> [What you need to do]:
Which lines include the word "this"? Copy each of them.

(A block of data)
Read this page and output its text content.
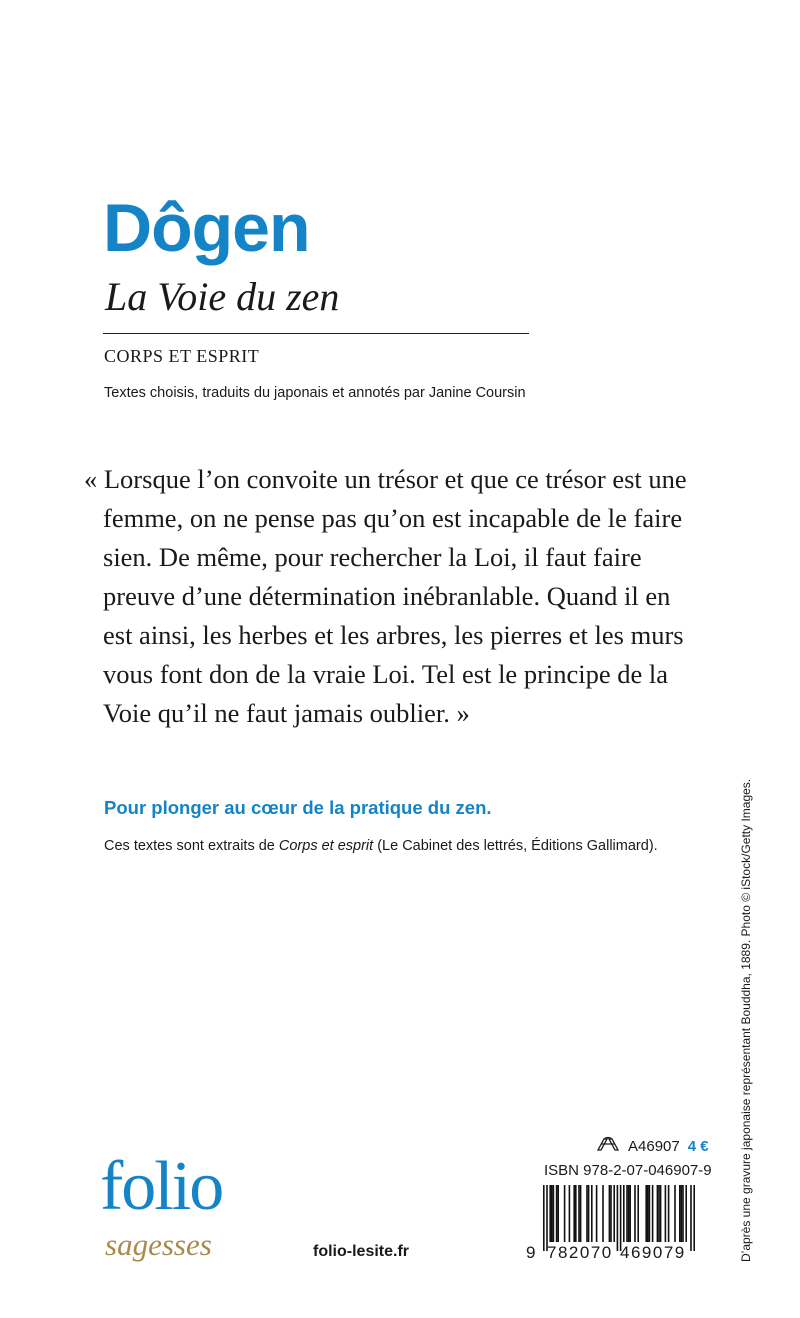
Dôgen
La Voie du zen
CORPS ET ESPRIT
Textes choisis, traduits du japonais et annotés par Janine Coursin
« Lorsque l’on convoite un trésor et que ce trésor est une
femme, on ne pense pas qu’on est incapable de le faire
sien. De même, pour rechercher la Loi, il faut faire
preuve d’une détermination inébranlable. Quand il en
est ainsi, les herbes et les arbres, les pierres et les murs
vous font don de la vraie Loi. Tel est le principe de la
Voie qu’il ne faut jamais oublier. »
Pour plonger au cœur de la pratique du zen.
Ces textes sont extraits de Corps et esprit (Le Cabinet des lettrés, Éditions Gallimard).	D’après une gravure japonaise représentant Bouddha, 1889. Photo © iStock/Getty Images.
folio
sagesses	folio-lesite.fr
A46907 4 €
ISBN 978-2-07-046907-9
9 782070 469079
--
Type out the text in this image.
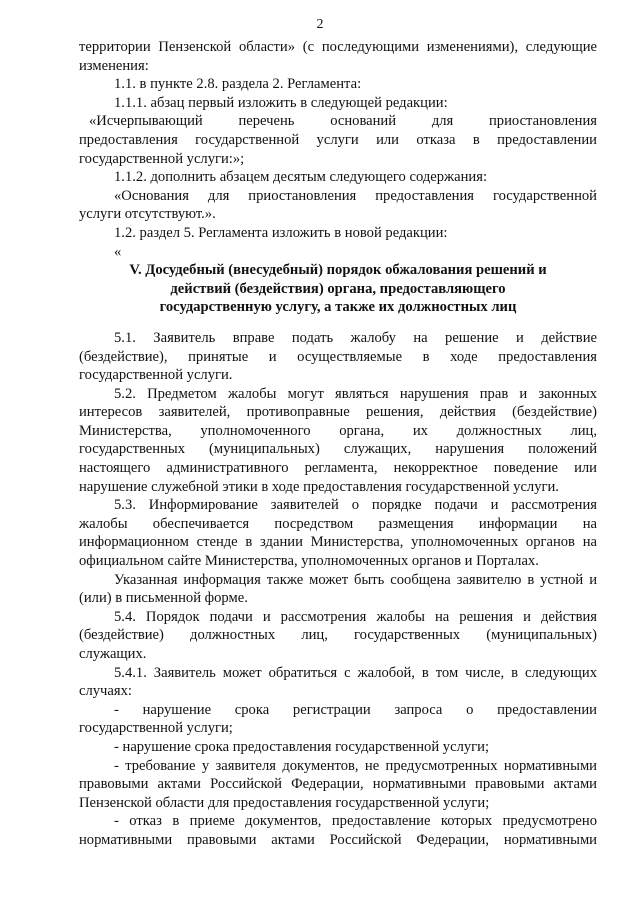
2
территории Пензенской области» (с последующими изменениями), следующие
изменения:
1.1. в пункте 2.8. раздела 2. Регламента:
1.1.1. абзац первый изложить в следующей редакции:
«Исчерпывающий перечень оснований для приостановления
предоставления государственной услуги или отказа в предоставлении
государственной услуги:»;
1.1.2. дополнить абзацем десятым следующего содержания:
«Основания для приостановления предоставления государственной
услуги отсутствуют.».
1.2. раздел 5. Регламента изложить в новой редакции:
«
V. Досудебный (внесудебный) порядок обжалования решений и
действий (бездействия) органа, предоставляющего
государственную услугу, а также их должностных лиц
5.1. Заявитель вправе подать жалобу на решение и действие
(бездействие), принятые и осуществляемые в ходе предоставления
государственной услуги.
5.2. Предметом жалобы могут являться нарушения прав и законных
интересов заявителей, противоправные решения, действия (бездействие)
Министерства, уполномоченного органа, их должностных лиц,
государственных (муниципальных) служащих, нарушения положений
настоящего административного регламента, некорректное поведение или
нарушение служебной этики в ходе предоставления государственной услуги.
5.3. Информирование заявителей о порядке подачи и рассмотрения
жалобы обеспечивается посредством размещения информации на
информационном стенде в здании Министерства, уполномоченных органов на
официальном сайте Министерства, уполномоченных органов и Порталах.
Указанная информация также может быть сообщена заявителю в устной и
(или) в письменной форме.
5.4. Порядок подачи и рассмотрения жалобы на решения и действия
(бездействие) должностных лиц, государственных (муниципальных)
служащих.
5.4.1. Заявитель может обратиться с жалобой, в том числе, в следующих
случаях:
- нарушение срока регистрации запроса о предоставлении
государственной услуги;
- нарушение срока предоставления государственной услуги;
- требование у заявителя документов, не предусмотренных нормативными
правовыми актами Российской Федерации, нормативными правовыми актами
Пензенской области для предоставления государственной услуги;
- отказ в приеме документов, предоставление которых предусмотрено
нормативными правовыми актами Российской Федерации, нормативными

> [Result below]:
Read this page and output its text content.
Type out the text in this image.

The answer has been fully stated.